:: What is asked ::
(A) In the passage on test scores, what two components make up an observed test score?
(B) The passage on test scores says a crane operator's supervisor might not feel confident about someone who scored 50% on an exam with a 50% pass score. Explain why, using the reason the passage gives.
(C) List each distinct percentage figure that appears in the passage on test scores.
------ Text provided
These concepts are relevant in an assessment context as well. You may remember my previous post on Classical Test Theory and reliability in which I explained that an observed test score (the score a participant achieves on an assessment) is composed of a true score and error. In other words, the observed score that a participant achieves is not 100% accurate; there is always error in the measurement. What this means practically is that if a participant achieves 50% on an exam their true score could actually be somewhere between say 44% and 56%.

This notion that observed scores are not absolute has implications for verifying what participants know and can do. For example, a  participant who achieves 50% on a crane certification exam (on which the pass score is 50%) would pass the exam and be able to hop into a crane, moving stuff up and down and around. However, achieving a score right on the borderline means this person may not, in fact, know enough to pass the exam if he or she were to take it again and then be certified on crane operation. His/her supervisor might not feel very confident about letting this person operate that crane!
------------
------ Raw data
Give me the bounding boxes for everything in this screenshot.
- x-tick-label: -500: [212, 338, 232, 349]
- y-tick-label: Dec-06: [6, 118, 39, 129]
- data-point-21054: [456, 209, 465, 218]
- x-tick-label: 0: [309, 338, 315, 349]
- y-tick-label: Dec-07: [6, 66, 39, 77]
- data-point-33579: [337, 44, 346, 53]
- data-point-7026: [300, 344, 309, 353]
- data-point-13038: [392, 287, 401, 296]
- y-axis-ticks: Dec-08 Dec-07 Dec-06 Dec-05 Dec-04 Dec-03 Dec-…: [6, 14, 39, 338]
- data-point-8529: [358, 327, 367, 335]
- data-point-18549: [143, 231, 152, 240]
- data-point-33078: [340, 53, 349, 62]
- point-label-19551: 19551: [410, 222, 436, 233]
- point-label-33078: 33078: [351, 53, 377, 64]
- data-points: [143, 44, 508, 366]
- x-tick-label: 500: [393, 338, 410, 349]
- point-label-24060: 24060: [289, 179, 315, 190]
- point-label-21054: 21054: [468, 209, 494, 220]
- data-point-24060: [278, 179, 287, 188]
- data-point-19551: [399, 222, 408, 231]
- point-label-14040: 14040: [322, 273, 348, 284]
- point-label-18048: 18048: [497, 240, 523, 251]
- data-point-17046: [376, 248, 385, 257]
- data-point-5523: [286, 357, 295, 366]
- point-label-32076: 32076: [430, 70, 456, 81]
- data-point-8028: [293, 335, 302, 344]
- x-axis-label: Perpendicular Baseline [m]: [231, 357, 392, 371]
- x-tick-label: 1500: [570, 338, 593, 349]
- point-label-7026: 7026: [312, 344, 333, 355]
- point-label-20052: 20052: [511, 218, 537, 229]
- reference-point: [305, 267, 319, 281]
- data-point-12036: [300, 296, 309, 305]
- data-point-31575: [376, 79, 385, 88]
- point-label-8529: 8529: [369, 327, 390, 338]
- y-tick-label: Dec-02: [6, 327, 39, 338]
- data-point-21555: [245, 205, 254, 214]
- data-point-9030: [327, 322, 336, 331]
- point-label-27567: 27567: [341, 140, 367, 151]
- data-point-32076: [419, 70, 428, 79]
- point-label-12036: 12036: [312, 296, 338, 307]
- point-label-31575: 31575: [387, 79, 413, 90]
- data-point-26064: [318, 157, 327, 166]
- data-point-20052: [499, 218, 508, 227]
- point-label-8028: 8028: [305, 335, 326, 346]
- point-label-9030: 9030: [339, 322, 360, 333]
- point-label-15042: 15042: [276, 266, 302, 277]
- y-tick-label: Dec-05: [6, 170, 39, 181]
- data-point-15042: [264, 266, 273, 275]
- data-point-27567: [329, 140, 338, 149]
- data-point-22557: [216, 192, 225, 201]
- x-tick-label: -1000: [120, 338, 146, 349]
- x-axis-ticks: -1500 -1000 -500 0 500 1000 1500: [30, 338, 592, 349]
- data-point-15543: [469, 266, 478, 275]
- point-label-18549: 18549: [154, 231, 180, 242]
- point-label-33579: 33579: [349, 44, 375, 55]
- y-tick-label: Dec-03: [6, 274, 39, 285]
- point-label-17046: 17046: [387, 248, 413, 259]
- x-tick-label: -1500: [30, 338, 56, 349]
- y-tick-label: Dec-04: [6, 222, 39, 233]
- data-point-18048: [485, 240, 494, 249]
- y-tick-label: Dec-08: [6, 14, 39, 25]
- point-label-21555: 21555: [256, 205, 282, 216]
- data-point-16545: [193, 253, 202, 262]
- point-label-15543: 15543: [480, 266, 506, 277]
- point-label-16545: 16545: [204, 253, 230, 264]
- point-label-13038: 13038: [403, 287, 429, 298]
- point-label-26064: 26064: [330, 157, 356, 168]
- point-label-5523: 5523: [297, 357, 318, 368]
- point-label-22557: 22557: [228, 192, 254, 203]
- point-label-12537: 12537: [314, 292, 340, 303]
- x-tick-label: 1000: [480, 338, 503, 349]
------------
:: Answers for the exercise ::
(A) A true score and error.

(B) An observed score always contains measurement error, so a 50% result could reflect a true score anywhere from about 44% to 56%. A score right on the borderline therefore means the person may not know enough to pass if they took the exam again.

(C) 100%, 50%, 44%, 56%